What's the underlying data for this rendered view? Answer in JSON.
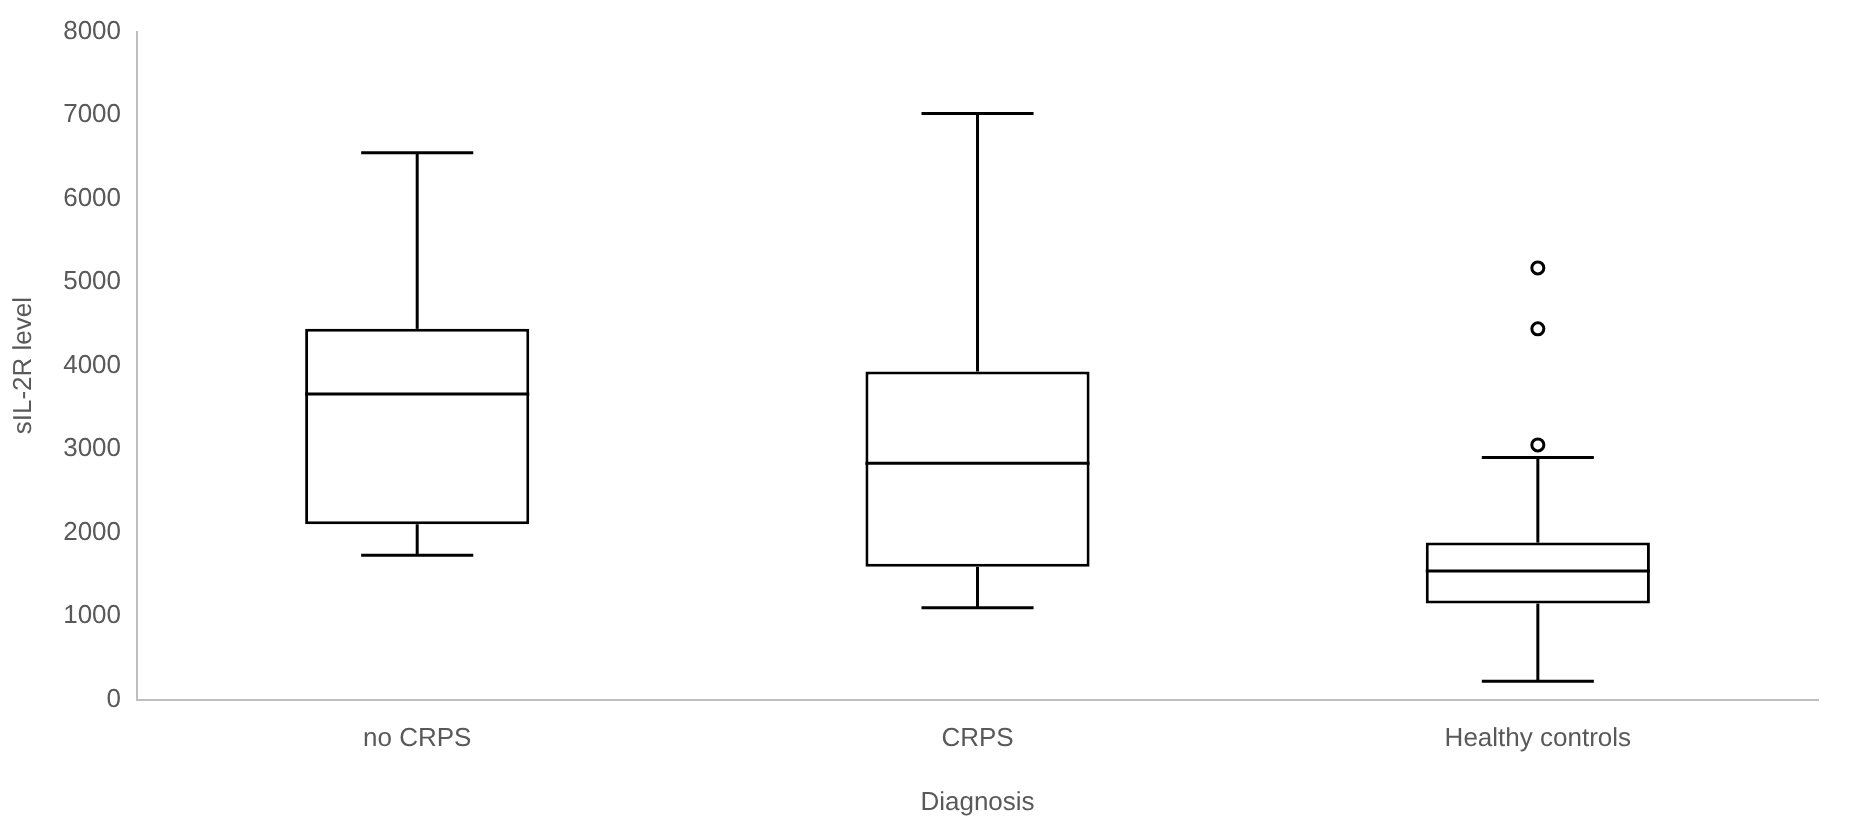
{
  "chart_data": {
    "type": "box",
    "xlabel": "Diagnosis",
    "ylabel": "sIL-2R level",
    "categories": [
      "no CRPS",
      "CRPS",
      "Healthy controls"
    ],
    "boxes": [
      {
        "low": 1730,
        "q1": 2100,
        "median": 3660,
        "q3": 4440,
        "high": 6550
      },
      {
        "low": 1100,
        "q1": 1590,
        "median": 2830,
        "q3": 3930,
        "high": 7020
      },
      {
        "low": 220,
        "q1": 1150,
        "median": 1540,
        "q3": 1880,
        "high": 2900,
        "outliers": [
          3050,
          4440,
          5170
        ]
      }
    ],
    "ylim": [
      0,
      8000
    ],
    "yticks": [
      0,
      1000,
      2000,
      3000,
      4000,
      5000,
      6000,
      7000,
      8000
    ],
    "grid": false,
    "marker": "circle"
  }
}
---
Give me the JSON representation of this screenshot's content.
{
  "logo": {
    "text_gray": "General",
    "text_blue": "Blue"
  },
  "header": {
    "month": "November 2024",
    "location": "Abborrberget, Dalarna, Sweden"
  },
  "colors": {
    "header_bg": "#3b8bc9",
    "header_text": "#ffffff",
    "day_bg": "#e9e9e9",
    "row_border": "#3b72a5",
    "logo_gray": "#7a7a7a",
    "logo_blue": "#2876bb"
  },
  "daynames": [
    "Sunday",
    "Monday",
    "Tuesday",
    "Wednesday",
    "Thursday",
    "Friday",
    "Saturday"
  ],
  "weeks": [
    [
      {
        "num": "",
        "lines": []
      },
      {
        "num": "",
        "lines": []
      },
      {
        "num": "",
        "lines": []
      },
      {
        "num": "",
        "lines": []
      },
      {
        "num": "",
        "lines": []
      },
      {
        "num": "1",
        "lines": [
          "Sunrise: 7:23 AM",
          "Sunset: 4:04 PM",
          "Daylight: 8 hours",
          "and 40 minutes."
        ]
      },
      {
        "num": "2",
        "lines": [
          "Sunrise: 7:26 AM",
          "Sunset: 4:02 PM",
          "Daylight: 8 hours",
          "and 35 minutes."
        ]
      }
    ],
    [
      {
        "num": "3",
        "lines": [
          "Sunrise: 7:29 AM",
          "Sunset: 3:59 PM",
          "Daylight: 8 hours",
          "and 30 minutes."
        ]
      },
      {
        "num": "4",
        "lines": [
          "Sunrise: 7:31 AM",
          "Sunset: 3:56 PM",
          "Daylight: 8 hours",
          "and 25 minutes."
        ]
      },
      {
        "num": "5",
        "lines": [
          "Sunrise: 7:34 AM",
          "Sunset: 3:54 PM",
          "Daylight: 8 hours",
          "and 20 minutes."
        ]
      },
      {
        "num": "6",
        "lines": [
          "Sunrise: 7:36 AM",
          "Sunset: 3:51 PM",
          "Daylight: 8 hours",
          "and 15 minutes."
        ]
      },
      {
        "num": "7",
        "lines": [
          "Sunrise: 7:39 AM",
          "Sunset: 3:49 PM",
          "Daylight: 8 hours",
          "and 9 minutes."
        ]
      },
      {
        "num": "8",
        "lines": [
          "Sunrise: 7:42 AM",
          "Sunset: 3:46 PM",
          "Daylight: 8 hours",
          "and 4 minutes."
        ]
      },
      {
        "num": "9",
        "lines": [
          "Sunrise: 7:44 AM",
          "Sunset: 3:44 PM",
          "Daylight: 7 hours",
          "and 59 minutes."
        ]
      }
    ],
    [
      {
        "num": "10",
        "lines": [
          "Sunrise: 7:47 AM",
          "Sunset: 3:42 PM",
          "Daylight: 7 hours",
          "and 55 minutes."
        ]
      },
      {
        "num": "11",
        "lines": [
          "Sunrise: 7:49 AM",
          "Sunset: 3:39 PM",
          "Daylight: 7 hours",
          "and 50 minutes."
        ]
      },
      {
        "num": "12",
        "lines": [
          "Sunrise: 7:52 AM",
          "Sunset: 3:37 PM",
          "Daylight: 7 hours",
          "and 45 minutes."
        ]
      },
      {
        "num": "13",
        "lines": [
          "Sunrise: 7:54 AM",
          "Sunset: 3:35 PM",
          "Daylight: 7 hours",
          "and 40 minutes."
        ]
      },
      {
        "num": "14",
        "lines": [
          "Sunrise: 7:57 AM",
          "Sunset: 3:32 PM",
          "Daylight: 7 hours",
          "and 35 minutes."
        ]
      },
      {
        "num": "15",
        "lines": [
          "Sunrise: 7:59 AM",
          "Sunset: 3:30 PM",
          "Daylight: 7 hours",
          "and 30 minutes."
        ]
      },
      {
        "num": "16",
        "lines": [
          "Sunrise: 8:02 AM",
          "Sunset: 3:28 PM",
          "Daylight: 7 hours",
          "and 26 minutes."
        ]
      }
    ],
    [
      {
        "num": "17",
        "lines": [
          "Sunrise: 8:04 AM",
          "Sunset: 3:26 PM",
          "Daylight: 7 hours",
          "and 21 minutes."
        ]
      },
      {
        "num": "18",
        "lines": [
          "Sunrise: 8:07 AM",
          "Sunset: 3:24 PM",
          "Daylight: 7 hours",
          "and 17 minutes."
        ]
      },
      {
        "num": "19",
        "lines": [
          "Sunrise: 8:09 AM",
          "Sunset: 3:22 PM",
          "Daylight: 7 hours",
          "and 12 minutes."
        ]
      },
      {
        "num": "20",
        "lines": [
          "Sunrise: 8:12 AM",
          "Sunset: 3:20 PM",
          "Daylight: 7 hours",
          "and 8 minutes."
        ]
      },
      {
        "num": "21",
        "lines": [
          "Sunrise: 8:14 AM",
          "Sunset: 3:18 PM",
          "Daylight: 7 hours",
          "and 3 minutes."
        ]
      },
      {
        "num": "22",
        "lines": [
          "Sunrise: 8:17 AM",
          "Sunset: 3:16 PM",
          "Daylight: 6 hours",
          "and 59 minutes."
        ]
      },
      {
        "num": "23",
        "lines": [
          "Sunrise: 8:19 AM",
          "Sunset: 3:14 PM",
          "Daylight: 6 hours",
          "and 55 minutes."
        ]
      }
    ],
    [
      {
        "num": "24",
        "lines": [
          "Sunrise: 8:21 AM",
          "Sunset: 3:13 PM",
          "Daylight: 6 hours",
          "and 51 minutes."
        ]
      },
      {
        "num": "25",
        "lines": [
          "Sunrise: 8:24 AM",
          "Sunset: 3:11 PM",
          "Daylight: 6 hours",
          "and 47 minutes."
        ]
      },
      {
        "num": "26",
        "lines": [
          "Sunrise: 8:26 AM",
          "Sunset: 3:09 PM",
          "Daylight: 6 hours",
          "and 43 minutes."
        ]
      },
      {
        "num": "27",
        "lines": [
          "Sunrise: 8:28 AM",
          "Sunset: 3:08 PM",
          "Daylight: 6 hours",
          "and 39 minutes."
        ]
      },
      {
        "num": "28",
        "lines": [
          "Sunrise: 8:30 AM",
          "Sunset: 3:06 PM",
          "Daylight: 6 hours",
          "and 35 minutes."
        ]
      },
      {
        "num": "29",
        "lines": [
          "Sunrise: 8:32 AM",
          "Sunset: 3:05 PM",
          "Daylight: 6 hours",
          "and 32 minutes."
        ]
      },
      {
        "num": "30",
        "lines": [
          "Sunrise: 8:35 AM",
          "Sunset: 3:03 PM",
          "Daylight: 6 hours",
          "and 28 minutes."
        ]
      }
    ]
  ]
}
---
Only a number is wanted here: how many lines in the data above include the string "this"?

2